» **WHAT NEEDS TO BE DONE**
Omit the pictures, then write out every entry exactly as it reads.

(Stored dataset items)

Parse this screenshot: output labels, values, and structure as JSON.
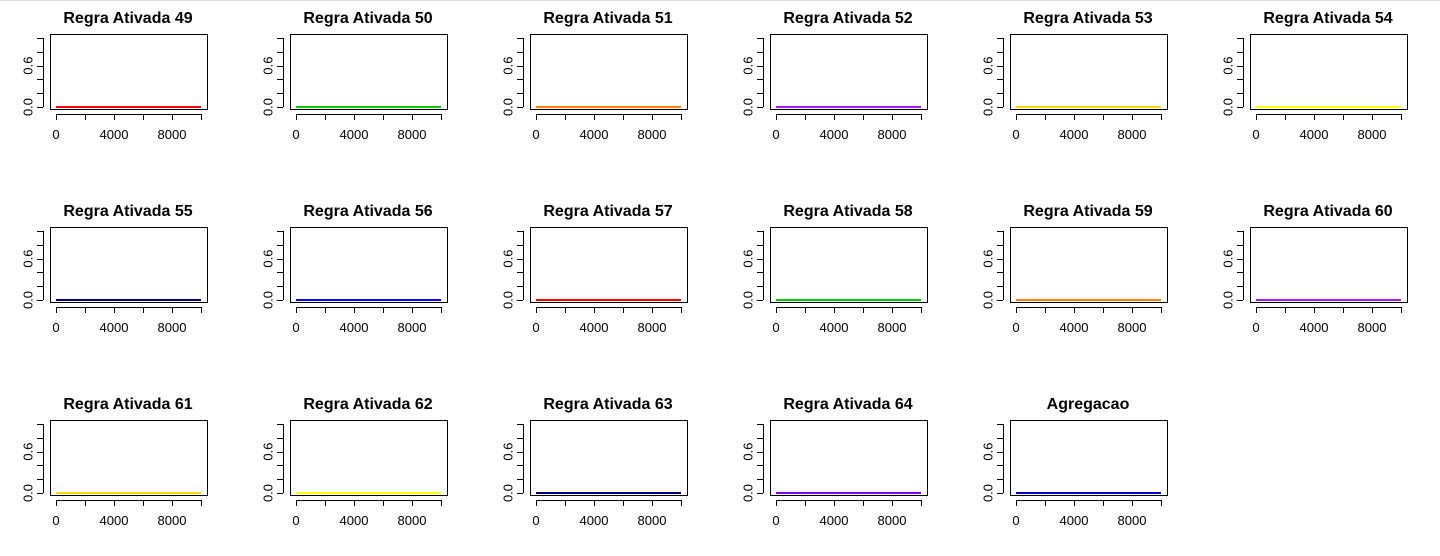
{
  "chart_data": {
    "type": "line",
    "layout": {
      "rows": 3,
      "cols": 6
    },
    "xlim": [
      0,
      10000
    ],
    "ylim": [
      0,
      1
    ],
    "x_ticks": [
      0,
      2000,
      4000,
      6000,
      8000,
      10000
    ],
    "x_tick_labels": [
      "0",
      "4000",
      "8000"
    ],
    "y_ticks": [
      0,
      0.2,
      0.4,
      0.6,
      0.8,
      1.0
    ],
    "y_tick_labels": [
      "0.0",
      "0.6"
    ],
    "panels": [
      {
        "title": "Regra Ativada 49",
        "color": "#ff0000",
        "x": [
          0,
          10000
        ],
        "y": [
          0,
          0
        ]
      },
      {
        "title": "Regra Ativada 50",
        "color": "#00cc00",
        "x": [
          0,
          10000
        ],
        "y": [
          0,
          0
        ]
      },
      {
        "title": "Regra Ativada 51",
        "color": "#ff8000",
        "x": [
          0,
          10000
        ],
        "y": [
          0,
          0
        ]
      },
      {
        "title": "Regra Ativada 52",
        "color": "#a020f0",
        "x": [
          0,
          10000
        ],
        "y": [
          0,
          0
        ]
      },
      {
        "title": "Regra Ativada 53",
        "color": "#ffd700",
        "x": [
          0,
          10000
        ],
        "y": [
          0,
          0
        ]
      },
      {
        "title": "Regra Ativada 54",
        "color": "#ffff00",
        "x": [
          0,
          10000
        ],
        "y": [
          0,
          0
        ]
      },
      {
        "title": "Regra Ativada 55",
        "color": "#000080",
        "x": [
          0,
          10000
        ],
        "y": [
          0,
          0
        ]
      },
      {
        "title": "Regra Ativada 56",
        "color": "#0000ff",
        "x": [
          0,
          10000
        ],
        "y": [
          0,
          0
        ]
      },
      {
        "title": "Regra Ativada 57",
        "color": "#ff0000",
        "x": [
          0,
          10000
        ],
        "y": [
          0,
          0
        ]
      },
      {
        "title": "Regra Ativada 58",
        "color": "#00cc00",
        "x": [
          0,
          10000
        ],
        "y": [
          0,
          0
        ]
      },
      {
        "title": "Regra Ativada 59",
        "color": "#ff8000",
        "x": [
          0,
          10000
        ],
        "y": [
          0,
          0
        ]
      },
      {
        "title": "Regra Ativada 60",
        "color": "#a020f0",
        "x": [
          0,
          10000
        ],
        "y": [
          0,
          0
        ]
      },
      {
        "title": "Regra Ativada 61",
        "color": "#ffd700",
        "x": [
          0,
          10000
        ],
        "y": [
          0,
          0
        ]
      },
      {
        "title": "Regra Ativada 62",
        "color": "#ffff00",
        "x": [
          0,
          10000
        ],
        "y": [
          0,
          0
        ]
      },
      {
        "title": "Regra Ativada 63",
        "color": "#000080",
        "x": [
          0,
          10000
        ],
        "y": [
          0,
          0
        ]
      },
      {
        "title": "Regra Ativada 64",
        "color": "#8000ff",
        "x": [
          0,
          10000
        ],
        "y": [
          0,
          0
        ]
      },
      {
        "title": "Agregacao",
        "color": "#0000cd",
        "x": [
          0,
          10000
        ],
        "y": [
          0,
          0
        ]
      }
    ]
  }
}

» **WORKED SOLUTION**
Parse this screenshot: output labels, values, and structure as JSON.
{
  "chart_data": {
    "type": "line",
    "layout": {
      "rows": 3,
      "cols": 6
    },
    "xlim": [
      0,
      10000
    ],
    "ylim": [
      0,
      1
    ],
    "x_ticks": [
      0,
      2000,
      4000,
      6000,
      8000,
      10000
    ],
    "x_tick_labels": [
      "0",
      "4000",
      "8000"
    ],
    "y_ticks": [
      0,
      0.2,
      0.4,
      0.6,
      0.8,
      1.0
    ],
    "y_tick_labels": [
      "0.0",
      "0.6"
    ],
    "panels": [
      {
        "title": "Regra Ativada 49",
        "color": "#ff0000",
        "x": [
          0,
          10000
        ],
        "y": [
          0,
          0
        ]
      },
      {
        "title": "Regra Ativada 50",
        "color": "#00cc00",
        "x": [
          0,
          10000
        ],
        "y": [
          0,
          0
        ]
      },
      {
        "title": "Regra Ativada 51",
        "color": "#ff8000",
        "x": [
          0,
          10000
        ],
        "y": [
          0,
          0
        ]
      },
      {
        "title": "Regra Ativada 52",
        "color": "#a020f0",
        "x": [
          0,
          10000
        ],
        "y": [
          0,
          0
        ]
      },
      {
        "title": "Regra Ativada 53",
        "color": "#ffd700",
        "x": [
          0,
          10000
        ],
        "y": [
          0,
          0
        ]
      },
      {
        "title": "Regra Ativada 54",
        "color": "#ffff00",
        "x": [
          0,
          10000
        ],
        "y": [
          0,
          0
        ]
      },
      {
        "title": "Regra Ativada 55",
        "color": "#000080",
        "x": [
          0,
          10000
        ],
        "y": [
          0,
          0
        ]
      },
      {
        "title": "Regra Ativada 56",
        "color": "#0000ff",
        "x": [
          0,
          10000
        ],
        "y": [
          0,
          0
        ]
      },
      {
        "title": "Regra Ativada 57",
        "color": "#ff0000",
        "x": [
          0,
          10000
        ],
        "y": [
          0,
          0
        ]
      },
      {
        "title": "Regra Ativada 58",
        "color": "#00cc00",
        "x": [
          0,
          10000
        ],
        "y": [
          0,
          0
        ]
      },
      {
        "title": "Regra Ativada 59",
        "color": "#ff8000",
        "x": [
          0,
          10000
        ],
        "y": [
          0,
          0
        ]
      },
      {
        "title": "Regra Ativada 60",
        "color": "#a020f0",
        "x": [
          0,
          10000
        ],
        "y": [
          0,
          0
        ]
      },
      {
        "title": "Regra Ativada 61",
        "color": "#ffd700",
        "x": [
          0,
          10000
        ],
        "y": [
          0,
          0
        ]
      },
      {
        "title": "Regra Ativada 62",
        "color": "#ffff00",
        "x": [
          0,
          10000
        ],
        "y": [
          0,
          0
        ]
      },
      {
        "title": "Regra Ativada 63",
        "color": "#000080",
        "x": [
          0,
          10000
        ],
        "y": [
          0,
          0
        ]
      },
      {
        "title": "Regra Ativada 64",
        "color": "#8000ff",
        "x": [
          0,
          10000
        ],
        "y": [
          0,
          0
        ]
      },
      {
        "title": "Agregacao",
        "color": "#0000cd",
        "x": [
          0,
          10000
        ],
        "y": [
          0,
          0
        ]
      }
    ]
  }
}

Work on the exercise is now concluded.